** Start SOURCE MATERIAL **

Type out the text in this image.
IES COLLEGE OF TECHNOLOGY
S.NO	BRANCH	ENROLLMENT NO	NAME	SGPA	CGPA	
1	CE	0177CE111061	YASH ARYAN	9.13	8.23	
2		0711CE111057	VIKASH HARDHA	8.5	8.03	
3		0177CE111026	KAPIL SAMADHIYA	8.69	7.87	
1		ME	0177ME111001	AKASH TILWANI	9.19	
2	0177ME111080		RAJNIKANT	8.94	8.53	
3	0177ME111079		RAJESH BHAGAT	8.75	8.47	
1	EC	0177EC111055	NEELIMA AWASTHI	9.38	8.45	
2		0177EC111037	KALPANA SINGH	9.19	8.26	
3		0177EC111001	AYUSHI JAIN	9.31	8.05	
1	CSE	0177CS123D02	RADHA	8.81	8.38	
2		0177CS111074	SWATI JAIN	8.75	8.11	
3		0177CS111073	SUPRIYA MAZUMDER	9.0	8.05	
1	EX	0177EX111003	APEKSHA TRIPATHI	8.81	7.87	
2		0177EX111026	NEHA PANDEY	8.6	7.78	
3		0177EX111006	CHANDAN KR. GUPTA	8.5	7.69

** End SOURCE MATERIAL **

### TASK PROMPT
Which lines include the word "JAIN"? List them all.

### OUTPUT BELOW
3		0177EC111001	AYUSHI JAIN	9.31	8.05	
2		0177CS111074	SWATI JAIN	8.75	8.11	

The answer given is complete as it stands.